» **Work to complete**
Every entry must be given again exactly.

» **Material for the task**
>>
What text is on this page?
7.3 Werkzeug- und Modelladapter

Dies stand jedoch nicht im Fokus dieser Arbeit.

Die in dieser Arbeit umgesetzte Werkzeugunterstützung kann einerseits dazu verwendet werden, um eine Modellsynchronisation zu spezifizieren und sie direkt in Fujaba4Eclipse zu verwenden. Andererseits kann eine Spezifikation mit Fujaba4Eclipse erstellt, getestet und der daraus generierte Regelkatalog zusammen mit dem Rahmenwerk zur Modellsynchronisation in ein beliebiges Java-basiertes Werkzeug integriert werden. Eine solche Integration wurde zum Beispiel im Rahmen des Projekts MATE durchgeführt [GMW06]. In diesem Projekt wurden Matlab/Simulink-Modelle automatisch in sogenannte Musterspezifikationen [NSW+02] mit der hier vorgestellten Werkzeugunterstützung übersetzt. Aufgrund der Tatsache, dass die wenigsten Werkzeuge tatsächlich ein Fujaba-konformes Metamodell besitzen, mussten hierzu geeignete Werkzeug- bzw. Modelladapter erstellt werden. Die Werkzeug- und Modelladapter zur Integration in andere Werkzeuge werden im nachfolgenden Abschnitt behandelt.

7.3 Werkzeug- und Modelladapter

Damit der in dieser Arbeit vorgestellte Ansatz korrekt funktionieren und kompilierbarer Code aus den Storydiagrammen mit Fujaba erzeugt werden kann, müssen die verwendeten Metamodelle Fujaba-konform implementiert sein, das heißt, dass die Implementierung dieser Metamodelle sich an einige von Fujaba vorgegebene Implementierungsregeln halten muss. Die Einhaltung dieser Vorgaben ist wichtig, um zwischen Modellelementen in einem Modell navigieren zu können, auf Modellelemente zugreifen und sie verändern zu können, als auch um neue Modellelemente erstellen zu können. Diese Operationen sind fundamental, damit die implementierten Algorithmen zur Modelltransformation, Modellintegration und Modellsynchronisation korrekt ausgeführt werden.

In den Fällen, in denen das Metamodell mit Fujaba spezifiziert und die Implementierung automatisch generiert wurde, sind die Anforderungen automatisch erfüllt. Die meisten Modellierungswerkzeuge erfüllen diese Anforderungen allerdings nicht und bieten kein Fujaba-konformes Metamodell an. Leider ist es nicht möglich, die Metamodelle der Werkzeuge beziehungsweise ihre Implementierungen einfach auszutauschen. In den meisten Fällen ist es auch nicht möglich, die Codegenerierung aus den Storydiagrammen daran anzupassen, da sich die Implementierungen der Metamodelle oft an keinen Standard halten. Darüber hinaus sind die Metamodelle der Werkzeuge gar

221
<<
» **Answer to this task**
What text is on this page?
7.3 Werkzeug- und Modelladapter

Dies stand jedoch nicht im Fokus dieser Arbeit.

Die in dieser Arbeit umgesetzte Werkzeugunterstützung kann einerseits dazu verwendet werden, um eine Modellsynchronisation zu spezifizieren und sie direkt in Fujaba4Eclipse zu verwenden. Andererseits kann eine Spezifikation mit Fujaba4Eclipse erstellt, getestet und der daraus generierte Regelkatalog zusammen mit dem Rahmenwerk zur Modellsynchronisation in ein beliebiges Java-basiertes Werkzeug integriert werden. Eine solche Integration wurde zum Beispiel im Rahmen des Projekts MATE durchgeführt [GMW06]. In diesem Projekt wurden Matlab/Simulink-Modelle automatisch in sogenannte Musterspezifikationen [NSW+02] mit der hier vorgestellten Werkzeugunterstützung übersetzt. Aufgrund der Tatsache, dass die wenigsten Werkzeuge tatsächlich ein Fujaba-konformes Metamodell besitzen, mussten hierzu geeignete Werkzeug- bzw. Modelladapter erstellt werden. Die Werkzeug- und Modelladapter zur Integration in andere Werkzeuge werden im nachfolgenden Abschnitt behandelt.

7.3 Werkzeug- und Modelladapter

Damit der in dieser Arbeit vorgestellte Ansatz korrekt funktionieren und kompilierbarer Code aus den Storydiagrammen mit Fujaba erzeugt werden kann, müssen die verwendeten Metamodelle Fujaba-konform implementiert sein, das heißt, dass die Implementierung dieser Metamodelle sich an einige von Fujaba vorgegebene Implementierungsregeln halten muss. Die Einhaltung dieser Vorgaben ist wichtig, um zwischen Modellelementen in einem Modell navigieren zu können, auf Modellelemente zugreifen und sie verändern zu können, als auch um neue Modellelemente erstellen zu können. Diese Operationen sind fundamental, damit die implementierten Algorithmen zur Modelltransformation, Modellintegration und Modellsynchronisation korrekt ausgeführt werden.

In den Fällen, in denen das Metamodell mit Fujaba spezifiziert und die Implementierung automatisch generiert wurde, sind die Anforderungen automatisch erfüllt. Die meisten Modellierungswerkzeuge erfüllen diese Anforderungen allerdings nicht und bieten kein Fujaba-konformes Metamodell an. Leider ist es nicht möglich, die Metamodelle der Werkzeuge beziehungsweise ihre Implementierungen einfach auszutauschen. In den meisten Fällen ist es auch nicht möglich, die Codegenerierung aus den Storydiagrammen daran anzupassen, da sich die Implementierungen der Metamodelle oft an keinen Standard halten. Darüber hinaus sind die Metamodelle der Werkzeuge gar

221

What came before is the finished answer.